▸ **Objective**: Turn the listing lines from the one containing "Patent image size: (357, 594)." through the one containing "The metal layer 14 is at (61, 500).", both included, into a Markdown table. Use a Row column that numbers each line and an Entry column that holds the line itself, and leave out blank lines.

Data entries
↓↓↓
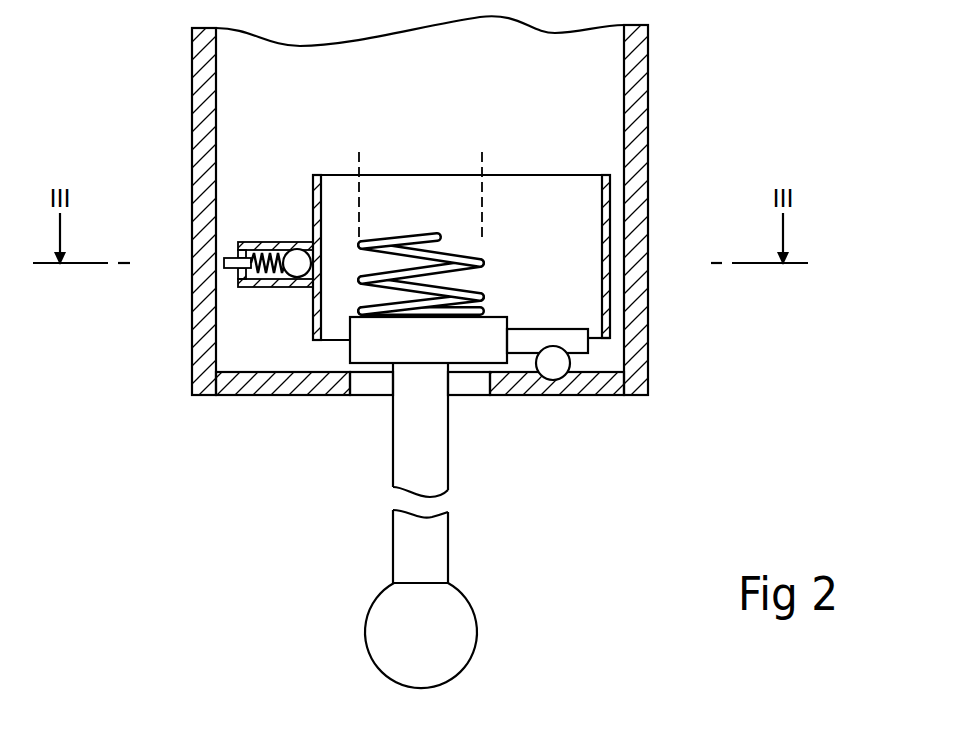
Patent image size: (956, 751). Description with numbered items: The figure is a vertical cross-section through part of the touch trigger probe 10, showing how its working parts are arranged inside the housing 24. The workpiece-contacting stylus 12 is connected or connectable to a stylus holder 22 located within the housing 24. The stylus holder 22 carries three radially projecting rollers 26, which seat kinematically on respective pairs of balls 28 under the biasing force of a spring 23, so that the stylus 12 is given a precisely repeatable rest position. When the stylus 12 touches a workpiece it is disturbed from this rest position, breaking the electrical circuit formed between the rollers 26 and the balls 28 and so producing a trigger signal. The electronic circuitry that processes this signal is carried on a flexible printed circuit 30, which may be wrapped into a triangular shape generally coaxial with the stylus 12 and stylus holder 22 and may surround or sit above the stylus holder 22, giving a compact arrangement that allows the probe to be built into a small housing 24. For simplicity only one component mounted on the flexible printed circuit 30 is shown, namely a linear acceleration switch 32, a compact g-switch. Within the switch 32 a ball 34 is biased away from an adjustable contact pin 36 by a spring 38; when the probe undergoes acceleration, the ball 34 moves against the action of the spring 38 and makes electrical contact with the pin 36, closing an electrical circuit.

The touch trigger probe 10 is at (234, 452).
The workpiece-contacting stylus 12 is at (449, 548).
The stylus holder 22 is at (468, 353).
The spring 23 is at (413, 232).
The housing 24 is at (648, 91).
The radially projecting rollers 26 is at (560, 330).
The balls 28 is at (560, 364).
The flexible printed circuit 30 is at (545, 175).
The linear acceleration switch 32 is at (254, 291).
The ball 34 is at (297, 249).
The adjustable contact pin 36 is at (231, 257).
The spring 38 is at (259, 243).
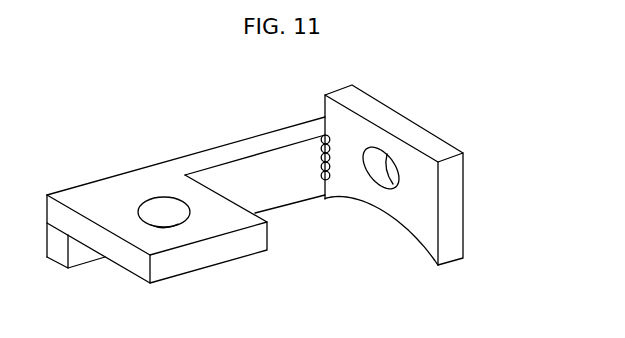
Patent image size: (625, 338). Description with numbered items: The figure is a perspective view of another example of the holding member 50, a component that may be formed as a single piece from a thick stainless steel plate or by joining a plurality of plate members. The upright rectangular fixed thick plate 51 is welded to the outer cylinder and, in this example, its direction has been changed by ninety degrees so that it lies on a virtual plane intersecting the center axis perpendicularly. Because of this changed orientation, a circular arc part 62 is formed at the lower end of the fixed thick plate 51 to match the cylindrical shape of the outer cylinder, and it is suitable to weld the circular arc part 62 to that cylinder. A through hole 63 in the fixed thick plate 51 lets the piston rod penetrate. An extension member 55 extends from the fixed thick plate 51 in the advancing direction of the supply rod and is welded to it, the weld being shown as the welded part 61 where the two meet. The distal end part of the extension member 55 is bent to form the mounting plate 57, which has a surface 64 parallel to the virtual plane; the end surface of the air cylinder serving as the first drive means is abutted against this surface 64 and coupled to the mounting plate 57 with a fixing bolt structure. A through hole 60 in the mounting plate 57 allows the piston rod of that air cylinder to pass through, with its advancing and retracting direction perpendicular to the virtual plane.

The holding member 50 is at (203, 149).
The fixed thick plate 51 is at (402, 125).
The extension member 55 is at (255, 143).
The mounting plate 57 is at (178, 236).
The through hole 60 is at (158, 210).
The welded part 61 is at (321, 160).
The circular arc part 62 is at (407, 234).
The through hole 63 is at (378, 172).
The surface 64 is at (108, 200).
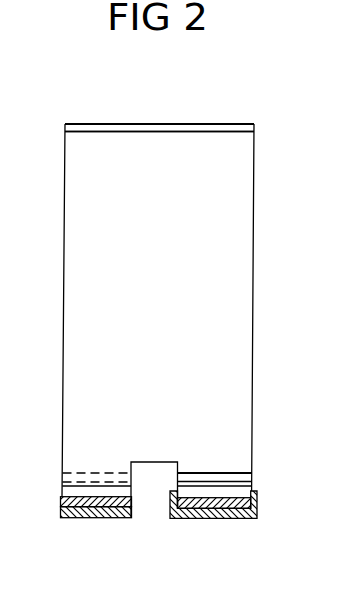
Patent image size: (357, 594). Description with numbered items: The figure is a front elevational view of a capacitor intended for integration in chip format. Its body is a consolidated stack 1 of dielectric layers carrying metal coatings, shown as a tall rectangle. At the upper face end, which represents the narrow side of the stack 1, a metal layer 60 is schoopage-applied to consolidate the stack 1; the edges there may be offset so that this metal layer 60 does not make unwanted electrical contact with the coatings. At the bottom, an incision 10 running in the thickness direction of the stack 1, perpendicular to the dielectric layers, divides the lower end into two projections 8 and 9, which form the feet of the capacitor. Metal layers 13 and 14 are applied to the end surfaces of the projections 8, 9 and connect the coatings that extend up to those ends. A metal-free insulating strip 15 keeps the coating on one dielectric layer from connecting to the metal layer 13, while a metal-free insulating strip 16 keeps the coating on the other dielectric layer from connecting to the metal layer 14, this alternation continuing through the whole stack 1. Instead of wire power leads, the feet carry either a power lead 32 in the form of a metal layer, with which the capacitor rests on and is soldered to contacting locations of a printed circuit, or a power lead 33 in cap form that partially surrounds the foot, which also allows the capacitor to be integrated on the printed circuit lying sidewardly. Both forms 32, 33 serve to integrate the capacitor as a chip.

The consolidated stack 1 is at (248, 168).
The metal layer 60 is at (194, 130).
The projection 8 is at (240, 492).
The projection 9 is at (68, 487).
The incision 10 is at (153, 505).
The metal layer 13 is at (244, 504).
The metal layer 14 is at (61, 500).
The metal-free insulating strip 15 is at (200, 473).
The metal-free insulating strip 16 is at (110, 473).
The power lead 32 is at (90, 518).
The power lead 33 is at (210, 518).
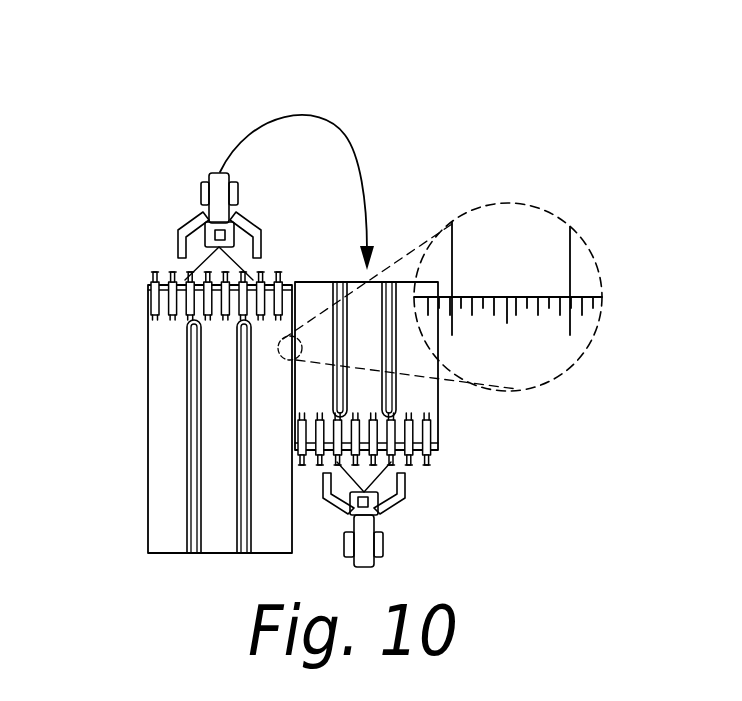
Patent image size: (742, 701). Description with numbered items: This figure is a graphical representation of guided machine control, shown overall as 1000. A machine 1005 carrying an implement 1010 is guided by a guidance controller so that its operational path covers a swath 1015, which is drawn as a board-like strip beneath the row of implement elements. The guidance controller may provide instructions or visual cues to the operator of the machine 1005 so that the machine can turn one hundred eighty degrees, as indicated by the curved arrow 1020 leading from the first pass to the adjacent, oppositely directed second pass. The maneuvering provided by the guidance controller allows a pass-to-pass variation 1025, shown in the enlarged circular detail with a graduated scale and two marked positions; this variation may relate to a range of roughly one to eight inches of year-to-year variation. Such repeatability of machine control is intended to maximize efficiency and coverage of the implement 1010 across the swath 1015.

The connector insertion system 1000 is at (150, 105).
The machine 1005 is at (199, 189).
The implement 1010 is at (147, 288).
The swath 1015 is at (163, 451).
The turn of 180 degrees 1020 is at (447, 158).
The pass-to-pass variation 1025 is at (533, 227).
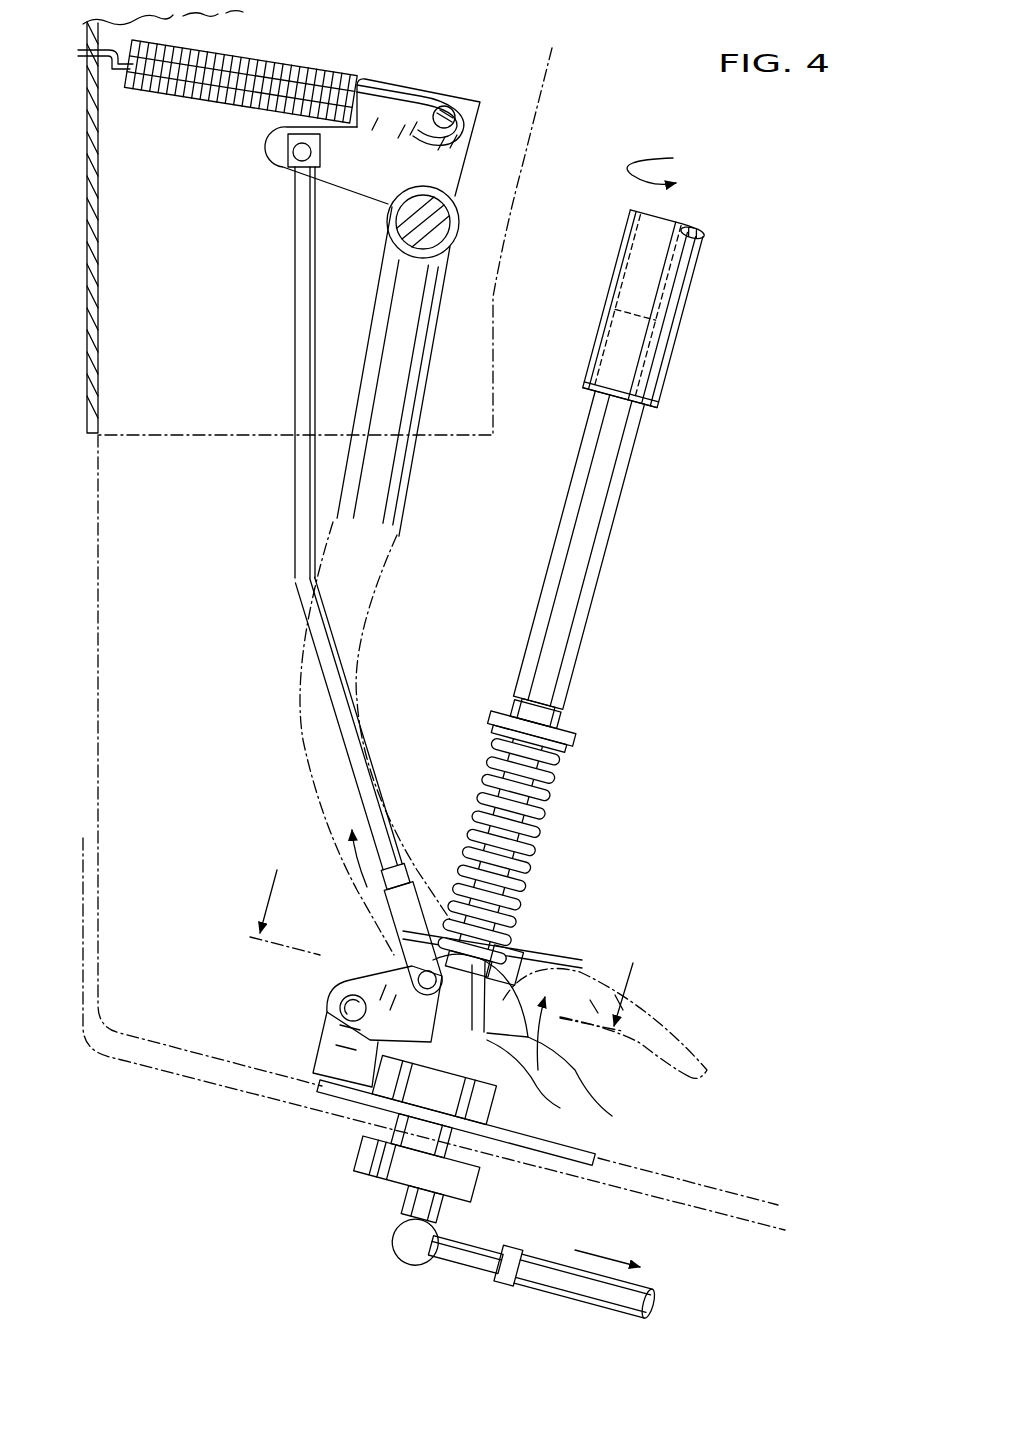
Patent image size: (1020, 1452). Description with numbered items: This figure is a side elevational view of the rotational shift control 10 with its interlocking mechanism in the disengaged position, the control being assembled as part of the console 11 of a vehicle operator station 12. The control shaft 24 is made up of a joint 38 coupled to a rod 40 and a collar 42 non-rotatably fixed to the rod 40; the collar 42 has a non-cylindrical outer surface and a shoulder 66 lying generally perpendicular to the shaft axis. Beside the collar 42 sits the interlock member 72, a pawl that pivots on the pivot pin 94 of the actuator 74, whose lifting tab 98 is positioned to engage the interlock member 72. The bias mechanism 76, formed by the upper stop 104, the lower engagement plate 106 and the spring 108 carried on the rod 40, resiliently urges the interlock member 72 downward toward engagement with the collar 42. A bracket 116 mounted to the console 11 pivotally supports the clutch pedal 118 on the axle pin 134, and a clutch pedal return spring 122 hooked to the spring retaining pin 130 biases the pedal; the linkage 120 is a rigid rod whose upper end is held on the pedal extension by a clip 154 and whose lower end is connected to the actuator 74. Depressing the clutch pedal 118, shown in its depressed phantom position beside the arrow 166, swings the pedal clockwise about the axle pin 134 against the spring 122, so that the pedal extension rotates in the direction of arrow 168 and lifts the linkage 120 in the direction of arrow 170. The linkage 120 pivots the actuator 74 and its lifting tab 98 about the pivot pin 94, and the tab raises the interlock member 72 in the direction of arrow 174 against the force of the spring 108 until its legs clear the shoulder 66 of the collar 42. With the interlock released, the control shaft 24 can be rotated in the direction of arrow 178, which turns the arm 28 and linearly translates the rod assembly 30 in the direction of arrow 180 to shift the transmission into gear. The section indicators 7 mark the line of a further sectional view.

The section line 7 is at (445, 944).
The rotational shift control 10 is at (754, 209).
The console 11 is at (100, 971).
The vehicle operator station 12 is at (90, 906).
The control shaft 24 is at (688, 343).
The arm 28 is at (357, 1152).
The rod assembly 30 is at (577, 1308).
The joint 38 is at (667, 389).
The rod 40 is at (600, 553).
The collar 42 is at (487, 1091).
The shoulder 66 is at (564, 1082).
The interlock member 72 is at (520, 1000).
The actuator 74 is at (418, 972).
The bias mechanism 76 is at (558, 787).
The pivot pin 94 is at (340, 1011).
The lifting tab 98 is at (470, 1043).
The upper stop 104 is at (577, 720).
The lower engagement plate 106 is at (515, 950).
The spring 108 is at (540, 825).
The bracket 116 is at (525, 163).
The clutch pedal 118 is at (298, 703).
The linkage 120 is at (292, 494).
The clutch pedal return spring 122 is at (250, 60).
The spring retaining pin 130 is at (433, 112).
The axle pin 134 is at (452, 224).
The clip 154 is at (283, 170).
The pedal in depressed position 166 is at (692, 1022).
The arrow 168 is at (266, 128).
The arrow 170 is at (357, 865).
The arrow 174 is at (540, 1070).
The arrow 178 is at (647, 158).
The arrow 180 is at (603, 1255).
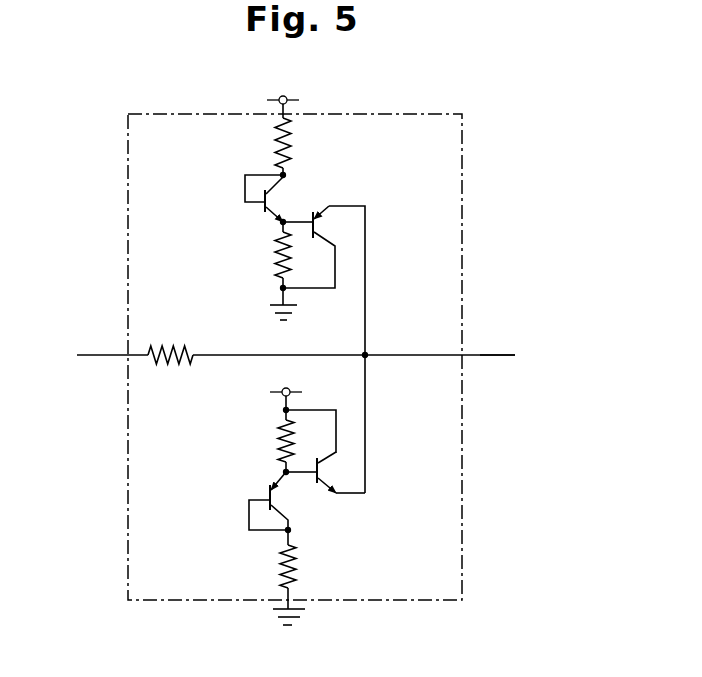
↑↑↑
▸ **Expected output**:
| Row | Entry |
|---|---|
| 1 | Patent image size: (357, 594). Description with numbered items: The figure is a front elevational view of a capacitor intended for integration in chip format. Its body is a consolidated stack 1 of dielectric layers carrying metal coatings, shown as a tall rectangle. At the upper face end, which represents the narrow side of the stack 1, a metal layer 60 is schoopage-applied to consolidate the stack 1; the edges there may be offset so that this metal layer 60 does not make unwanted electrical contact with the coatings. At the bottom, an incision 10 running in the thickness direction of the stack 1, perpendicular to the dielectric layers, divides the lower end into two projections 8 and 9, which form the feet of the capacitor. Metal layers 13 and 14 are applied to the end surfaces of the projections 8, 9 and connect the coatings that extend up to those ends. A metal-free insulating strip 15 keeps the coating on one dielectric layer from connecting to the metal layer 13, while a metal-free insulating strip 16 keeps the coating on the other dielectric layer from connecting to the metal layer 14, this alternation continuing through the whole stack 1. Instead of wire power leads, the feet carry either a power lead 32 in the form of a metal layer, with which the capacitor rests on and is soldered to contacting locations of a printed circuit, or a power lead 33 in cap form that partially surrounds the foot, which also allows the capacitor to be integrated on the printed circuit lying sidewardly. Both forms 32, 33 serve to integrate the capacitor as a chip. |
| 2 | The consolidated stack 1 is at (248, 168). |
| 3 | The metal layer 60 is at (194, 130). |
| 4 | The projection 8 is at (240, 492). |
| 5 | The projection 9 is at (68, 487). |
| 6 | The incision 10 is at (153, 505). |
| 7 | The metal layer 13 is at (244, 504). |
| 8 | The metal layer 14 is at (61, 500). |